> _DIRECTIONS FOR THIS TASK_
Leave out any picture and return the remaining listing below exactly as given.

> _ENTRIES SHOWN_
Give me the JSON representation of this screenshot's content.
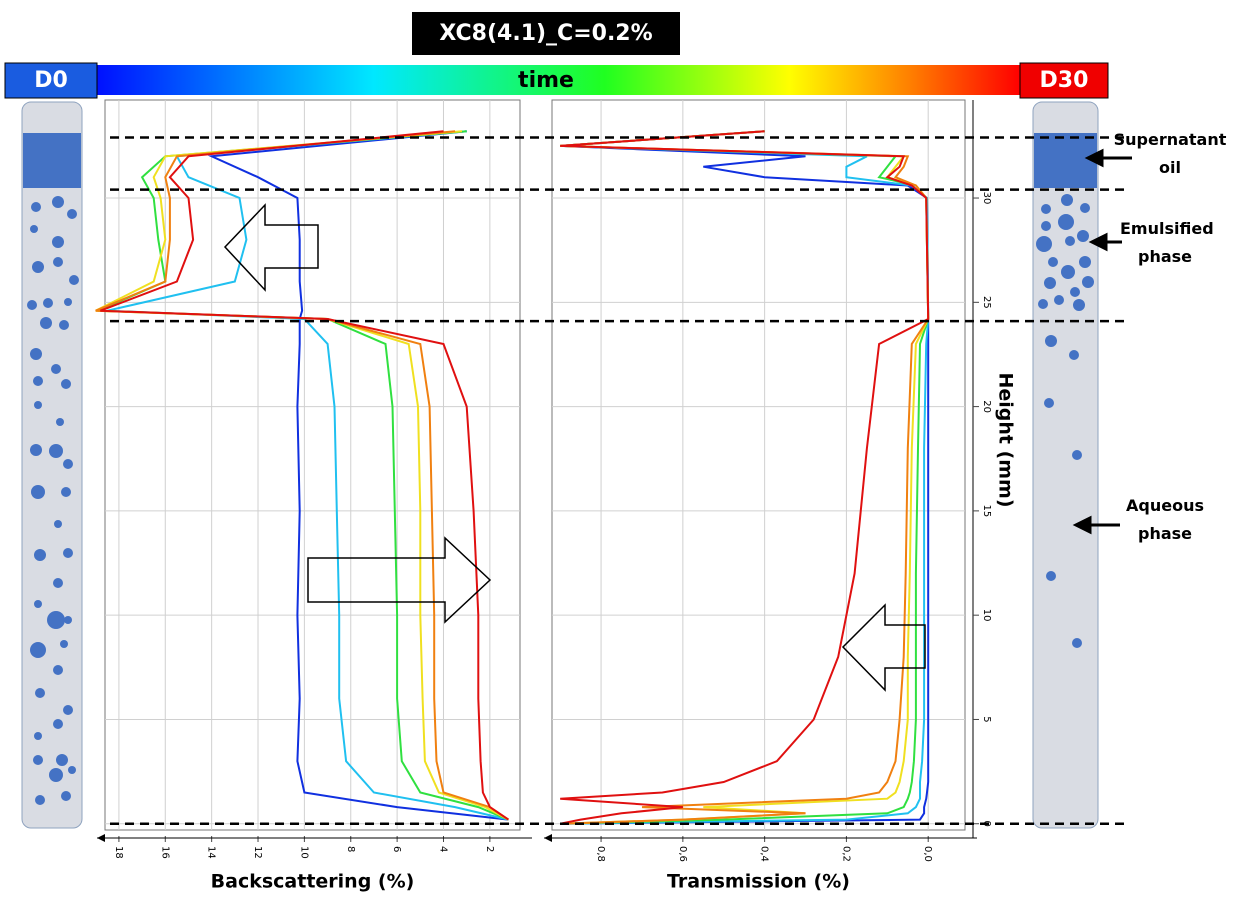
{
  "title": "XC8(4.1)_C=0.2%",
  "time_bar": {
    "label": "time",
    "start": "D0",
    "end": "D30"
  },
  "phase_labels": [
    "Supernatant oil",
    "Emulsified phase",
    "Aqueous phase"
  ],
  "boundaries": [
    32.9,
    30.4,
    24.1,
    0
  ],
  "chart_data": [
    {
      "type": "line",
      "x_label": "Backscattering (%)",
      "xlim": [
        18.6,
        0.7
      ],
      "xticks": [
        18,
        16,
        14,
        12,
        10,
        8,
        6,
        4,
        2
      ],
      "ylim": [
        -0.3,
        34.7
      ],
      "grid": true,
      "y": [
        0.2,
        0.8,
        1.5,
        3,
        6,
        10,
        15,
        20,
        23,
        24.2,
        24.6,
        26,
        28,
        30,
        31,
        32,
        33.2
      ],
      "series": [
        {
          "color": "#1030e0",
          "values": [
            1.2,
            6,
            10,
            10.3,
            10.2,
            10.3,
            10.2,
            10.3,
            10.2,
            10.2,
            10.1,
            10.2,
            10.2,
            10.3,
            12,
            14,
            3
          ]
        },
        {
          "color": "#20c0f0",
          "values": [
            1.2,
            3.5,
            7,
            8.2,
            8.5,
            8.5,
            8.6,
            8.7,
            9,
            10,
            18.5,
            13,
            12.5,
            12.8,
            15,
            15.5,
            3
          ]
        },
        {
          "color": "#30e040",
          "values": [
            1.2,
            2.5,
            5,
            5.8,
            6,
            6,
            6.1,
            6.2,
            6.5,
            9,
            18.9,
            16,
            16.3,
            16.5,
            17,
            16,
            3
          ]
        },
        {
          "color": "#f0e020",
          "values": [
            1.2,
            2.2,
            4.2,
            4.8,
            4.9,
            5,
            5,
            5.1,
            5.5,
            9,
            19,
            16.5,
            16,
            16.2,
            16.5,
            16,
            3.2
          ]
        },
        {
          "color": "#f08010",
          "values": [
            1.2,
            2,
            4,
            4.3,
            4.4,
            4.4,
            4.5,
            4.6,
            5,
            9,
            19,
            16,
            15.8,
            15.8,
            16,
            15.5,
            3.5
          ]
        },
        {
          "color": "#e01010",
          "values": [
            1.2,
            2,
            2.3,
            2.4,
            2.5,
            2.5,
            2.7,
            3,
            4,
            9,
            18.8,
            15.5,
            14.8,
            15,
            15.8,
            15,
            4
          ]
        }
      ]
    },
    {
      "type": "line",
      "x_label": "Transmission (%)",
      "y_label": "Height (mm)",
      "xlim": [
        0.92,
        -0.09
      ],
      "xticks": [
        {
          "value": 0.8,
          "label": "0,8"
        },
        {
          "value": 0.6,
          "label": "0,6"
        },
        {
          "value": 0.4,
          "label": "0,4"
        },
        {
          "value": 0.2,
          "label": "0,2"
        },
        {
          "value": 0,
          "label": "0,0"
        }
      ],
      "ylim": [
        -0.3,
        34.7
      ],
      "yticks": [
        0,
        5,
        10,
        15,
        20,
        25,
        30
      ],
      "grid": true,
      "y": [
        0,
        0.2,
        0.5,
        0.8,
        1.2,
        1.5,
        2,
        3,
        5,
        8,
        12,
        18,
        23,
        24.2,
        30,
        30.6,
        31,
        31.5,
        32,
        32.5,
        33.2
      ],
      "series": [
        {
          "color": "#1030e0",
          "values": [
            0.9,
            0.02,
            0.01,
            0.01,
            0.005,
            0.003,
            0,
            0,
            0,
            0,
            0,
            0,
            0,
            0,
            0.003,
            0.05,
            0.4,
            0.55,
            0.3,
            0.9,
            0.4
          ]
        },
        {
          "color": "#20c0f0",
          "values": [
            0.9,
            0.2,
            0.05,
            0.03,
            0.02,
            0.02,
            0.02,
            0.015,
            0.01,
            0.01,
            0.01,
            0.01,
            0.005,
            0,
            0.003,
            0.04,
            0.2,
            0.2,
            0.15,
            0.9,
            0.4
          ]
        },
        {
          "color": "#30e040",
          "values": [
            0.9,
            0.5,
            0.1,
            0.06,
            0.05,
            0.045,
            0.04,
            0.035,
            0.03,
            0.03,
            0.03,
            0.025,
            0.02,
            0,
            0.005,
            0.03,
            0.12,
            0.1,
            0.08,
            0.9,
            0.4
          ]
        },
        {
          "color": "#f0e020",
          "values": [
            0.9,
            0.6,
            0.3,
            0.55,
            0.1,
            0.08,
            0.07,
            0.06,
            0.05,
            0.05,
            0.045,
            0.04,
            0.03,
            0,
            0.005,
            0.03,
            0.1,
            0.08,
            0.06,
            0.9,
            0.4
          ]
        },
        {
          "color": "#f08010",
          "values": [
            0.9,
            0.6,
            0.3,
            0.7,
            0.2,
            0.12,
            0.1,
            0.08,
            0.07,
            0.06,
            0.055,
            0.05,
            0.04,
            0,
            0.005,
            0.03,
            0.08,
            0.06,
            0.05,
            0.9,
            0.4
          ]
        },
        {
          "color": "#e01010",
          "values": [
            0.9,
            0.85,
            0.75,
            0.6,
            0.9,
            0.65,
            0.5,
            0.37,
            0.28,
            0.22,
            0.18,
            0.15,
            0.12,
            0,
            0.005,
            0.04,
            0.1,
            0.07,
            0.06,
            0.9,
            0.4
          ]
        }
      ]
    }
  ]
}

> _SOLUTION FOR THIS TASK_
Give me the JSON representation of this screenshot's content.
{
  "title": "XC8(4.1)_C=0.2%",
  "time_bar": {
    "label": "time",
    "start": "D0",
    "end": "D30"
  },
  "phase_labels": [
    "Supernatant oil",
    "Emulsified phase",
    "Aqueous phase"
  ],
  "boundaries": [
    32.9,
    30.4,
    24.1,
    0
  ],
  "chart_data": [
    {
      "type": "line",
      "x_label": "Backscattering (%)",
      "xlim": [
        18.6,
        0.7
      ],
      "xticks": [
        18,
        16,
        14,
        12,
        10,
        8,
        6,
        4,
        2
      ],
      "ylim": [
        -0.3,
        34.7
      ],
      "grid": true,
      "y": [
        0.2,
        0.8,
        1.5,
        3,
        6,
        10,
        15,
        20,
        23,
        24.2,
        24.6,
        26,
        28,
        30,
        31,
        32,
        33.2
      ],
      "series": [
        {
          "color": "#1030e0",
          "values": [
            1.2,
            6,
            10,
            10.3,
            10.2,
            10.3,
            10.2,
            10.3,
            10.2,
            10.2,
            10.1,
            10.2,
            10.2,
            10.3,
            12,
            14,
            3
          ]
        },
        {
          "color": "#20c0f0",
          "values": [
            1.2,
            3.5,
            7,
            8.2,
            8.5,
            8.5,
            8.6,
            8.7,
            9,
            10,
            18.5,
            13,
            12.5,
            12.8,
            15,
            15.5,
            3
          ]
        },
        {
          "color": "#30e040",
          "values": [
            1.2,
            2.5,
            5,
            5.8,
            6,
            6,
            6.1,
            6.2,
            6.5,
            9,
            18.9,
            16,
            16.3,
            16.5,
            17,
            16,
            3
          ]
        },
        {
          "color": "#f0e020",
          "values": [
            1.2,
            2.2,
            4.2,
            4.8,
            4.9,
            5,
            5,
            5.1,
            5.5,
            9,
            19,
            16.5,
            16,
            16.2,
            16.5,
            16,
            3.2
          ]
        },
        {
          "color": "#f08010",
          "values": [
            1.2,
            2,
            4,
            4.3,
            4.4,
            4.4,
            4.5,
            4.6,
            5,
            9,
            19,
            16,
            15.8,
            15.8,
            16,
            15.5,
            3.5
          ]
        },
        {
          "color": "#e01010",
          "values": [
            1.2,
            2,
            2.3,
            2.4,
            2.5,
            2.5,
            2.7,
            3,
            4,
            9,
            18.8,
            15.5,
            14.8,
            15,
            15.8,
            15,
            4
          ]
        }
      ]
    },
    {
      "type": "line",
      "x_label": "Transmission (%)",
      "y_label": "Height (mm)",
      "xlim": [
        0.92,
        -0.09
      ],
      "xticks": [
        {
          "value": 0.8,
          "label": "0,8"
        },
        {
          "value": 0.6,
          "label": "0,6"
        },
        {
          "value": 0.4,
          "label": "0,4"
        },
        {
          "value": 0.2,
          "label": "0,2"
        },
        {
          "value": 0,
          "label": "0,0"
        }
      ],
      "ylim": [
        -0.3,
        34.7
      ],
      "yticks": [
        0,
        5,
        10,
        15,
        20,
        25,
        30
      ],
      "grid": true,
      "y": [
        0,
        0.2,
        0.5,
        0.8,
        1.2,
        1.5,
        2,
        3,
        5,
        8,
        12,
        18,
        23,
        24.2,
        30,
        30.6,
        31,
        31.5,
        32,
        32.5,
        33.2
      ],
      "series": [
        {
          "color": "#1030e0",
          "values": [
            0.9,
            0.02,
            0.01,
            0.01,
            0.005,
            0.003,
            0,
            0,
            0,
            0,
            0,
            0,
            0,
            0,
            0.003,
            0.05,
            0.4,
            0.55,
            0.3,
            0.9,
            0.4
          ]
        },
        {
          "color": "#20c0f0",
          "values": [
            0.9,
            0.2,
            0.05,
            0.03,
            0.02,
            0.02,
            0.02,
            0.015,
            0.01,
            0.01,
            0.01,
            0.01,
            0.005,
            0,
            0.003,
            0.04,
            0.2,
            0.2,
            0.15,
            0.9,
            0.4
          ]
        },
        {
          "color": "#30e040",
          "values": [
            0.9,
            0.5,
            0.1,
            0.06,
            0.05,
            0.045,
            0.04,
            0.035,
            0.03,
            0.03,
            0.03,
            0.025,
            0.02,
            0,
            0.005,
            0.03,
            0.12,
            0.1,
            0.08,
            0.9,
            0.4
          ]
        },
        {
          "color": "#f0e020",
          "values": [
            0.9,
            0.6,
            0.3,
            0.55,
            0.1,
            0.08,
            0.07,
            0.06,
            0.05,
            0.05,
            0.045,
            0.04,
            0.03,
            0,
            0.005,
            0.03,
            0.1,
            0.08,
            0.06,
            0.9,
            0.4
          ]
        },
        {
          "color": "#f08010",
          "values": [
            0.9,
            0.6,
            0.3,
            0.7,
            0.2,
            0.12,
            0.1,
            0.08,
            0.07,
            0.06,
            0.055,
            0.05,
            0.04,
            0,
            0.005,
            0.03,
            0.08,
            0.06,
            0.05,
            0.9,
            0.4
          ]
        },
        {
          "color": "#e01010",
          "values": [
            0.9,
            0.85,
            0.75,
            0.6,
            0.9,
            0.65,
            0.5,
            0.37,
            0.28,
            0.22,
            0.18,
            0.15,
            0.12,
            0,
            0.005,
            0.04,
            0.1,
            0.07,
            0.06,
            0.9,
            0.4
          ]
        }
      ]
    }
  ]
}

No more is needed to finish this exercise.